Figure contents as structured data
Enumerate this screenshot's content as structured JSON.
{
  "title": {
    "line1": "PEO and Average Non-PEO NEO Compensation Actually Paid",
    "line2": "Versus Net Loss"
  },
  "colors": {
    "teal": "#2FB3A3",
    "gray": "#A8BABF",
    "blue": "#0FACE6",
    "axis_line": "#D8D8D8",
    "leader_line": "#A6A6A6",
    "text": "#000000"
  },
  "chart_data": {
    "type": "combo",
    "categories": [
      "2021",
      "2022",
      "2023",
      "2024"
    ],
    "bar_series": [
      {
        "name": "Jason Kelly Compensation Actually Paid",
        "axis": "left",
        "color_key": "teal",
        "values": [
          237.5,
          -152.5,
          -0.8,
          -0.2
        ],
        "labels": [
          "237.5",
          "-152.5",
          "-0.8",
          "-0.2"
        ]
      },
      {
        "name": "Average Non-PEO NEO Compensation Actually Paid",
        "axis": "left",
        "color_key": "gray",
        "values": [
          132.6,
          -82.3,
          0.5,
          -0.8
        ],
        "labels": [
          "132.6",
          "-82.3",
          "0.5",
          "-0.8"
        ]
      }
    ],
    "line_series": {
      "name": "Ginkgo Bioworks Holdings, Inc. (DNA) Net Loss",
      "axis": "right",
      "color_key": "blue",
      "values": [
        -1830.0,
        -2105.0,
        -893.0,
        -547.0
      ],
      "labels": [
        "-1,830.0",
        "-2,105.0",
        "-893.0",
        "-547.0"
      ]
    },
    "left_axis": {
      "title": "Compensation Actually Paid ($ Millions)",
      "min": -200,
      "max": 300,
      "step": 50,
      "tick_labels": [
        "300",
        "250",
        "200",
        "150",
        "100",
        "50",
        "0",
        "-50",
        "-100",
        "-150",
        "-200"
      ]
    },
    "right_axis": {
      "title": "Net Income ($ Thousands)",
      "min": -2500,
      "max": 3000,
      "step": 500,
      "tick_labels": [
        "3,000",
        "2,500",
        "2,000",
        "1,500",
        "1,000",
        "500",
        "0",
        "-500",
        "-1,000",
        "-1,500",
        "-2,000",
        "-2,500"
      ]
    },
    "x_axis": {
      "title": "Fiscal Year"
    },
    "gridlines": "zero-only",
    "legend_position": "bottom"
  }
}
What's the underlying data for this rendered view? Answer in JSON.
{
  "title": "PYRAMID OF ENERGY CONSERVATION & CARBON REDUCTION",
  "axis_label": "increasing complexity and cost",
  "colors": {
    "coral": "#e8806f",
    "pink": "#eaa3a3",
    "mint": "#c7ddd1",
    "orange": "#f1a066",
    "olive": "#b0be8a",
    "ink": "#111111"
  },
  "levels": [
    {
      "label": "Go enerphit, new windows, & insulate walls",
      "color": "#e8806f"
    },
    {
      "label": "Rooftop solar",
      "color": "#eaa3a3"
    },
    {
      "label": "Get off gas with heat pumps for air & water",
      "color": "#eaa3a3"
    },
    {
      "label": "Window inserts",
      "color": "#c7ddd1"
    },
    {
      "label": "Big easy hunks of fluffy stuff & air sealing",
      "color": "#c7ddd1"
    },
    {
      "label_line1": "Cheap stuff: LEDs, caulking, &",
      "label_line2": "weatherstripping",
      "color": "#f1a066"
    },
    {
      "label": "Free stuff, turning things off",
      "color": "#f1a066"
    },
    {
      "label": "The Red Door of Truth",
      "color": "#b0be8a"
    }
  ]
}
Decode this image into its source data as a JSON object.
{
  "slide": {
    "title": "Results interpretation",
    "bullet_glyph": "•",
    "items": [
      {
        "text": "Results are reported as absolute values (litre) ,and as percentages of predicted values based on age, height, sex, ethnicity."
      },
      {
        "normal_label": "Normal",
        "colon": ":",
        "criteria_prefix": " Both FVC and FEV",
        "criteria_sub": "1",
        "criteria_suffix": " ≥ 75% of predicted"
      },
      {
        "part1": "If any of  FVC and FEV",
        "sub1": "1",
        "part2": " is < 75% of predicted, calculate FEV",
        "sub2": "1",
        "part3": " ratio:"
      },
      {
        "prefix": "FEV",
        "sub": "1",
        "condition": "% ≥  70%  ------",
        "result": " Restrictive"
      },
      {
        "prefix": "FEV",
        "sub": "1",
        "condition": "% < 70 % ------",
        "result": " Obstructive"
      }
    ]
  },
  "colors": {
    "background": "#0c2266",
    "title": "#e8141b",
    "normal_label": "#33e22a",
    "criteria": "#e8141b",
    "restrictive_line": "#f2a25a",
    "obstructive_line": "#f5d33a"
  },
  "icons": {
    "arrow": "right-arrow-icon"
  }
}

- Request
Can you reproduce all the material exactly?

- Worked solution
Enumerate this screenshot's content as structured JSON.
{
  "title": {
    "line1": "PEO and Average Non-PEO NEO Compensation Actually Paid",
    "line2": "Versus Net Loss"
  },
  "colors": {
    "teal": "#2FB3A3",
    "gray": "#A8BABF",
    "blue": "#0FACE6",
    "axis_line": "#D8D8D8",
    "leader_line": "#A6A6A6",
    "text": "#000000"
  },
  "chart_data": {
    "type": "combo",
    "categories": [
      "2021",
      "2022",
      "2023",
      "2024"
    ],
    "bar_series": [
      {
        "name": "Jason Kelly Compensation Actually Paid",
        "axis": "left",
        "color_key": "teal",
        "values": [
          237.5,
          -152.5,
          -0.8,
          -0.2
        ],
        "labels": [
          "237.5",
          "-152.5",
          "-0.8",
          "-0.2"
        ]
      },
      {
        "name": "Average Non-PEO NEO Compensation Actually Paid",
        "axis": "left",
        "color_key": "gray",
        "values": [
          132.6,
          -82.3,
          0.5,
          -0.8
        ],
        "labels": [
          "132.6",
          "-82.3",
          "0.5",
          "-0.8"
        ]
      }
    ],
    "line_series": {
      "name": "Ginkgo Bioworks Holdings, Inc. (DNA) Net Loss",
      "axis": "right",
      "color_key": "blue",
      "values": [
        -1830.0,
        -2105.0,
        -893.0,
        -547.0
      ],
      "labels": [
        "-1,830.0",
        "-2,105.0",
        "-893.0",
        "-547.0"
      ]
    },
    "left_axis": {
      "title": "Compensation Actually Paid ($ Millions)",
      "min": -200,
      "max": 300,
      "step": 50,
      "tick_labels": [
        "300",
        "250",
        "200",
        "150",
        "100",
        "50",
        "0",
        "-50",
        "-100",
        "-150",
        "-200"
      ]
    },
    "right_axis": {
      "title": "Net Income ($ Thousands)",
      "min": -2500,
      "max": 3000,
      "step": 500,
      "tick_labels": [
        "3,000",
        "2,500",
        "2,000",
        "1,500",
        "1,000",
        "500",
        "0",
        "-500",
        "-1,000",
        "-1,500",
        "-2,000",
        "-2,500"
      ]
    },
    "x_axis": {
      "title": "Fiscal Year"
    },
    "gridlines": "zero-only",
    "legend_position": "bottom"
  }
}
What's the underlying data for this rendered view? Answer in JSON.
{
  "title": "PYRAMID OF ENERGY CONSERVATION & CARBON REDUCTION",
  "axis_label": "increasing complexity and cost",
  "colors": {
    "coral": "#e8806f",
    "pink": "#eaa3a3",
    "mint": "#c7ddd1",
    "orange": "#f1a066",
    "olive": "#b0be8a",
    "ink": "#111111"
  },
  "levels": [
    {
      "label": "Go enerphit, new windows, & insulate walls",
      "color": "#e8806f"
    },
    {
      "label": "Rooftop solar",
      "color": "#eaa3a3"
    },
    {
      "label": "Get off gas with heat pumps for air & water",
      "color": "#eaa3a3"
    },
    {
      "label": "Window inserts",
      "color": "#c7ddd1"
    },
    {
      "label": "Big easy hunks of fluffy stuff & air sealing",
      "color": "#c7ddd1"
    },
    {
      "label_line1": "Cheap stuff: LEDs, caulking, &",
      "label_line2": "weatherstripping",
      "color": "#f1a066"
    },
    {
      "label": "Free stuff, turning things off",
      "color": "#f1a066"
    },
    {
      "label": "The Red Door of Truth",
      "color": "#b0be8a"
    }
  ]
}
Decode this image into its source data as a JSON object.
{
  "slide": {
    "title": "Results interpretation",
    "bullet_glyph": "•",
    "items": [
      {
        "text": "Results are reported as absolute values (litre) ,and as percentages of predicted values based on age, height, sex, ethnicity."
      },
      {
        "normal_label": "Normal",
        "colon": ":",
        "criteria_prefix": " Both FVC and FEV",
        "criteria_sub": "1",
        "criteria_suffix": " ≥ 75% of predicted"
      },
      {
        "part1": "If any of  FVC and FEV",
        "sub1": "1",
        "part2": " is < 75% of predicted, calculate FEV",
        "sub2": "1",
        "part3": " ratio:"
      },
      {
        "prefix": "FEV",
        "sub": "1",
        "condition": "% ≥  70%  ------",
        "result": " Restrictive"
      },
      {
        "prefix": "FEV",
        "sub": "1",
        "condition": "% < 70 % ------",
        "result": " Obstructive"
      }
    ]
  },
  "colors": {
    "background": "#0c2266",
    "title": "#e8141b",
    "normal_label": "#33e22a",
    "criteria": "#e8141b",
    "restrictive_line": "#f2a25a",
    "obstructive_line": "#f5d33a"
  },
  "icons": {
    "arrow": "right-arrow-icon"
  }
}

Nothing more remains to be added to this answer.